Requirement:
In the Policy domain page, name every attribute that the attribute table marks as required.

Policy Domain
The Policy domain establishes rules, guidelines, and standards governing operations and decision-making. Policies are structured as dynamic elements within business architecture, directly influencing execution across capabilities, value streams, and information domains.
Schema Version: 2.1
Schema Location: /schemas/policy.schema.json
Specification: JSON Schema Draft-07
Overview
What is a Policy?
A policy represents a formal statement of principles, rules, or guidelines that govern behavior and decision-making within an organization. Policies provide the framework for:
- Operational governance — Rules for how work is performed
- Compliance management — Adherence to regulations and standards
- Risk mitigation — Controls to reduce organizational risk
- Decision frameworks — Guidelines for consistent decision-making
The domain emphasizes operationalization of policies by linking them to specific processes, capabilities, and workflows to ensure active enforcement and alignment.
Purpose and Value
The Policy domain enables architects and planners to:
- Document governance frameworks with consistent structure
- Link policies to operations through capability and process connections
- Track compliance via metrics and monitoring
- Manage policy lifecycle including reviews and updates
- Support audits through traceability and evidence
For Data Engineers
The Policy domain maps directly to data governance concepts:
- Policy → Data Governance Policy /Data Quality Rule
- Requirements → Data quality checks /Validation rules
- Compliance Metrics → Data quality scores /Compliance dashboards
- Review Frequency → Policy refresh cycles
- Related Policies → Policy dependencies and hierarchies
Core Components
The Policy domain includes essential elements:
- Policy Statement: Core rules and guidelines being established
- Requirements: Specific conditions or criteria to be met
- Compliance Metrics: Measures to ensure adherence
- Approval Chain: Individuals or groups who approve the policy
- Related Policies: Connected or dependent policies
Domain Attributes
Core Attributes
| Attribute | Type | Description | Required |
|---|---|---|---|
title | String | Name or title of the Policy | ✓ |
description | String | Detailed explanation of what the Policy entails | ✓ |
purpose | String | Intended purpose or function within the Organization | ✓ |
owner | String | Individual or team responsible for the Policy | ✓ |
orgUnitTitle | String | Organization unit(s) to which the Policy is linked | |
policyCategory | Enum | Category of policy | |
policyType | Enum | Type of policy | |
scope | String | Scope of policy application | |
effectiveDate | Date | When the policy becomes effective | |
expirationDate | Date | When the policy expires (if applicable) | |
version | String | Policy version number | |
requirements | String | Specific conditions or criteria to be met | |
complianceMetrics | String | Measures to ensure adherence to policies | |
reviewFrequency | Enum | How often the Policy is reviewed and updated | |
approvals | String | Individuals or groups that must approve the Policy | |
relatedPolicies | String | Policies that are related or linked | |
complianceAndStandards | Array[Enum] | Regulatory requirements and standards | |
enforcement | String | How the policy is enforced | |
exceptions | String | Documented exceptions to the policy | |
risks | String | Potential risks associated with the Policy | |
riskCategories | Array[Enum] | Categories of risks | |
improvementOpportunities | String | Areas for enhancement | |
strategicAlignment | String | Alignment with strategic goals | |
affectedCapabilities | Array[String] | Capabilities governed by this policy | |
affectedProcesses | Array[String] | Processes governed by this policy | |
trainingRequirements | String | Training needed for policy compliance | |
documentationLinks | Array[String] | Links to supporting documentation |
Enumeration Values
Policy Category (policyCategory)

Structured page parsing data:
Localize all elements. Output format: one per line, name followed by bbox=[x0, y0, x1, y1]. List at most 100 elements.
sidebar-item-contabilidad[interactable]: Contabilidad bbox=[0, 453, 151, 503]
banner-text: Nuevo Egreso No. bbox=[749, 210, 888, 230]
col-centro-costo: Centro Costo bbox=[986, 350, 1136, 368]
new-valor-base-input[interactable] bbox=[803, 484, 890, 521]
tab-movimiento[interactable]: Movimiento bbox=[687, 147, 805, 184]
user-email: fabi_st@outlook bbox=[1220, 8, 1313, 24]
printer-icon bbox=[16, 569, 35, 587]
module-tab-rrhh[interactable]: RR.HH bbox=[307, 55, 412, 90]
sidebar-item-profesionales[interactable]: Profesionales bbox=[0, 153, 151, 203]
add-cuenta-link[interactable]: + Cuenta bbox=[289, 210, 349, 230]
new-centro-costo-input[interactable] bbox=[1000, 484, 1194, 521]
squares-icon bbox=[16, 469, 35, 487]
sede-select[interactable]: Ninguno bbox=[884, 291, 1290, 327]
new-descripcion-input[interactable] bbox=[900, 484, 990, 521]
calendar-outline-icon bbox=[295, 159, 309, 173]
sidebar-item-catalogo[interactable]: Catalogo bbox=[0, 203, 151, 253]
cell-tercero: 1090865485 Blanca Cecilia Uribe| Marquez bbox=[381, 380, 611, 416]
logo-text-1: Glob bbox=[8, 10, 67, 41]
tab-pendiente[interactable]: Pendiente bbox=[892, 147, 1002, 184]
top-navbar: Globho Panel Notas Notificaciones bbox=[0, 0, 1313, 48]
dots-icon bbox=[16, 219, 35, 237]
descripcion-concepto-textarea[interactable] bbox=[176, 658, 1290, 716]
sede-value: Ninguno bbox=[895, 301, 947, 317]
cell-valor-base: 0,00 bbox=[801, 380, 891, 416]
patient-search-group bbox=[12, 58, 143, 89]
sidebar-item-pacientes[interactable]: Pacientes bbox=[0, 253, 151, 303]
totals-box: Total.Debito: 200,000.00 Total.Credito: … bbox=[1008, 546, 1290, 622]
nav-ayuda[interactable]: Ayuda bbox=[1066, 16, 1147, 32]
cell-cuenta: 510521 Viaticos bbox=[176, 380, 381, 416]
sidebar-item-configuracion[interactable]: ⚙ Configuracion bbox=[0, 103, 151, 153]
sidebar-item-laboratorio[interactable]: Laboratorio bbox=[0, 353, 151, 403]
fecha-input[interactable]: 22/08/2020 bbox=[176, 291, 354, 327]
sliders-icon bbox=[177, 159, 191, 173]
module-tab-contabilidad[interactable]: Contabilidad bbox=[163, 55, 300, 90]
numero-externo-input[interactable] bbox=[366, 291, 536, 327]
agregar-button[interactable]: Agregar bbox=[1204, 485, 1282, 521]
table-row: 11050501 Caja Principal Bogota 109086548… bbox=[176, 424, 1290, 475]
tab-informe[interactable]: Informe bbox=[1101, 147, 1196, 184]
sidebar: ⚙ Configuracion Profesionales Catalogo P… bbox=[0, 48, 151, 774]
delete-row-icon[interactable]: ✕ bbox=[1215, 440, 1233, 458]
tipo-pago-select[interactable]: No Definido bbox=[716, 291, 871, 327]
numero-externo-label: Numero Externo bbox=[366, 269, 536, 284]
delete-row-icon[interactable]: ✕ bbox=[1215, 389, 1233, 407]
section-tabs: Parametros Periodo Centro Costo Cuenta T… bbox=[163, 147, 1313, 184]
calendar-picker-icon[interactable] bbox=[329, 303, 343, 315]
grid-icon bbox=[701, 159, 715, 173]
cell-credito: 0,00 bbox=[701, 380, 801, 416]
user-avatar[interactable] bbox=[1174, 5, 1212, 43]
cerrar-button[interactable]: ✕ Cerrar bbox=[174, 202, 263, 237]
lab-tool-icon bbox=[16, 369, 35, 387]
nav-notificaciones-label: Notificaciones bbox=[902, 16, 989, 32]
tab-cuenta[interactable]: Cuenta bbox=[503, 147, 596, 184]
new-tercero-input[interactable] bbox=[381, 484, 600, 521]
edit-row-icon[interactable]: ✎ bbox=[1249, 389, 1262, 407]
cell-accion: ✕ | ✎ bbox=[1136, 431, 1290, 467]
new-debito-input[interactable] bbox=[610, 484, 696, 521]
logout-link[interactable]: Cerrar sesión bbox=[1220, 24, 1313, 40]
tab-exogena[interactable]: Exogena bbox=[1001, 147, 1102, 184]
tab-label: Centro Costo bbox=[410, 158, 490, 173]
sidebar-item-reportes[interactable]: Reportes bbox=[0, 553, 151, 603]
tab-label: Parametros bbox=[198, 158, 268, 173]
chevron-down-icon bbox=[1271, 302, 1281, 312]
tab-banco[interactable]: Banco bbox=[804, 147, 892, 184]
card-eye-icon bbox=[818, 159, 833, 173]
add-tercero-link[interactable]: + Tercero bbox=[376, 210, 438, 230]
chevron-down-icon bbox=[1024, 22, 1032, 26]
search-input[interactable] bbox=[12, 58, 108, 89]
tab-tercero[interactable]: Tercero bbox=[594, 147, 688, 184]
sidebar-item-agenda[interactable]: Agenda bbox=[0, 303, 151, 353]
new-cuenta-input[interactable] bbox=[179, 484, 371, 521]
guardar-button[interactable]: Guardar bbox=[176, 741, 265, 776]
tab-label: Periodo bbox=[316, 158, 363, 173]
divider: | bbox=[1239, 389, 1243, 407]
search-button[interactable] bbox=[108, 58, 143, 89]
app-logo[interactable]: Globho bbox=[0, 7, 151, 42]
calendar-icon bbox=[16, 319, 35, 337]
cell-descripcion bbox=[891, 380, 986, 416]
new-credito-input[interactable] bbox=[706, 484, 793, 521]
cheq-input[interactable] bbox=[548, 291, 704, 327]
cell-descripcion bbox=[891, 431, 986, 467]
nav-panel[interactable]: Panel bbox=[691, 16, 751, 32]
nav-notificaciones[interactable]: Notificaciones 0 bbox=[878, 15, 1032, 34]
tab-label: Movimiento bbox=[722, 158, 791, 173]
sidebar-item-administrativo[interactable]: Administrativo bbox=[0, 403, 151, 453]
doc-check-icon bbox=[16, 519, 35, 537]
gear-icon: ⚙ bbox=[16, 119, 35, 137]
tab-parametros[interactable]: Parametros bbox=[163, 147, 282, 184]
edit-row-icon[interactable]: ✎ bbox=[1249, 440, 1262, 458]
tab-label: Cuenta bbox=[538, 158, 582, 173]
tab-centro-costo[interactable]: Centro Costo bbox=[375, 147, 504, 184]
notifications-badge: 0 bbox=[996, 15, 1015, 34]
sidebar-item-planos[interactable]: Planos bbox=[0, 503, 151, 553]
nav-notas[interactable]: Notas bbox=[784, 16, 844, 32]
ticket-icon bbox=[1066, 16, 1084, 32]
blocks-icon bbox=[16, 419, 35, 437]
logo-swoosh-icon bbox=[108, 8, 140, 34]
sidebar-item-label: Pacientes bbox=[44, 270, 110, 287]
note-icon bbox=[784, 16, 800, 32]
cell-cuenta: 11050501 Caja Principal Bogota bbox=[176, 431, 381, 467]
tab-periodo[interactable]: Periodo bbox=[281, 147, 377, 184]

Answer below:
title, description, purpose, owner